## WHAT NEEDS TO BE DONE
Do not copy the pictures; transcribe all other material exactly.
-- -- --
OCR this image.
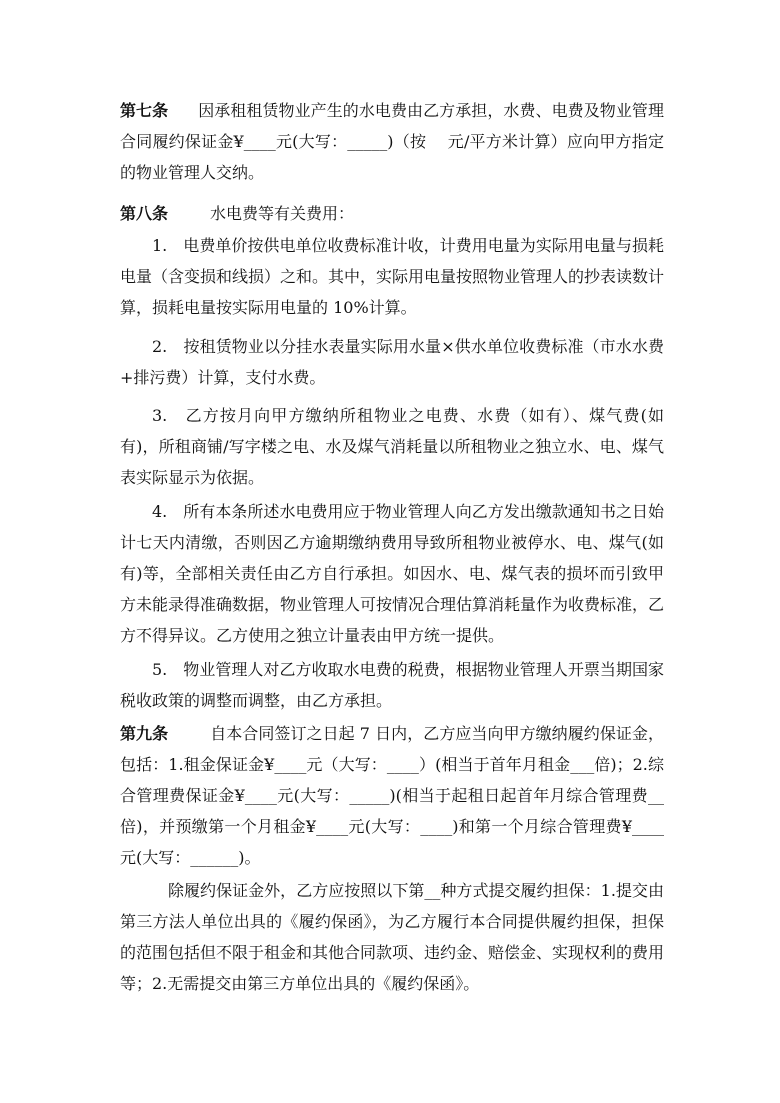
第七条 因承租租赁物业产生的水电费由乙方承担，水费、电费及物业管理合同履约保证金¥____元(大写：_____)（按　 元/平方米计算）应向甲方指定的物业管理人交纳。

第八条	水电费等有关费用：

1.　电费单价按供电单位收费标准计收，计费用电量为实际用电量与损耗电量（含变损和线损）之和。其中，实际用电量按照物业管理人的抄表读数计算，损耗电量按实际用电量的 10%计算。

2.　按租赁物业以分挂水表量实际用水量×供水单位收费标准（市水水费+排污费）计算，支付水费。

3.　乙方按月向甲方缴纳所租物业之电费、水费（如有）、煤气费(如有)，所租商铺/写字楼之电、水及煤气消耗量以所租物业之独立水、电、煤气表实际显示为依据。

4.　所有本条所述水电费用应于物业管理人向乙方发出缴款通知书之日始计七天内清缴，否则因乙方逾期缴纳费用导致所租物业被停水、电、煤气(如有)等，全部相关责任由乙方自行承担。如因水、电、煤气表的损坏而引致甲方未能录得准确数据，物业管理人可按情况合理估算消耗量作为收费标准，乙方不得异议。乙方使用之独立计量表由甲方统一提供。

5.　物业管理人对乙方收取水电费的税费，根据物业管理人开票当期国家税收政策的调整而调整，由乙方承担。

第九条	自本合同签订之日起 7 日内，乙方应当向甲方缴纳履约保证金，包括：1.租金保证金¥____元（大写：____）(相当于首年月租金___倍)；2.综合管理费保证金¥____元(大写：_____)(相当于起租日起首年月综合管理费__倍)，并预缴第一个月租金¥____元(大写：____)和第一个月综合管理费¥____元(大写：______)。

除履约保证金外，乙方应按照以下第__种方式提交履约担保：1.提交由第三方法人单位出具的《履约保函》，为乙方履行本合同提供履约担保，担保的范围包括但不限于租金和其他合同款项、违约金、赔偿金、实现权利的费用等；2.无需提交由第三方单位出具的《履约保函》。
-- -- --
## SOLUTION TO THIS TASK
OCR this image.
第七条 因承租租赁物业产生的水电费由乙方承担，水费、电费及物业管理合同履约保证金¥____元(大写：_____)（按　 元/平方米计算）应向甲方指定的物业管理人交纳。

第八条	水电费等有关费用：

1.　电费单价按供电单位收费标准计收，计费用电量为实际用电量与损耗电量（含变损和线损）之和。其中，实际用电量按照物业管理人的抄表读数计算，损耗电量按实际用电量的 10%计算。

2.　按租赁物业以分挂水表量实际用水量×供水单位收费标准（市水水费+排污费）计算，支付水费。

3.　乙方按月向甲方缴纳所租物业之电费、水费（如有）、煤气费(如有)，所租商铺/写字楼之电、水及煤气消耗量以所租物业之独立水、电、煤气表实际显示为依据。

4.　所有本条所述水电费用应于物业管理人向乙方发出缴款通知书之日始计七天内清缴，否则因乙方逾期缴纳费用导致所租物业被停水、电、煤气(如有)等，全部相关责任由乙方自行承担。如因水、电、煤气表的损坏而引致甲方未能录得准确数据，物业管理人可按情况合理估算消耗量作为收费标准，乙方不得异议。乙方使用之独立计量表由甲方统一提供。

5.　物业管理人对乙方收取水电费的税费，根据物业管理人开票当期国家税收政策的调整而调整，由乙方承担。

第九条	自本合同签订之日起 7 日内，乙方应当向甲方缴纳履约保证金，包括：1.租金保证金¥____元（大写：____）(相当于首年月租金___倍)；2.综合管理费保证金¥____元(大写：_____)(相当于起租日起首年月综合管理费__倍)，并预缴第一个月租金¥____元(大写：____)和第一个月综合管理费¥____元(大写：______)。

除履约保证金外，乙方应按照以下第__种方式提交履约担保：1.提交由第三方法人单位出具的《履约保函》，为乙方履行本合同提供履约担保，担保的范围包括但不限于租金和其他合同款项、违约金、赔偿金、实现权利的费用等；2.无需提交由第三方单位出具的《履约保函》。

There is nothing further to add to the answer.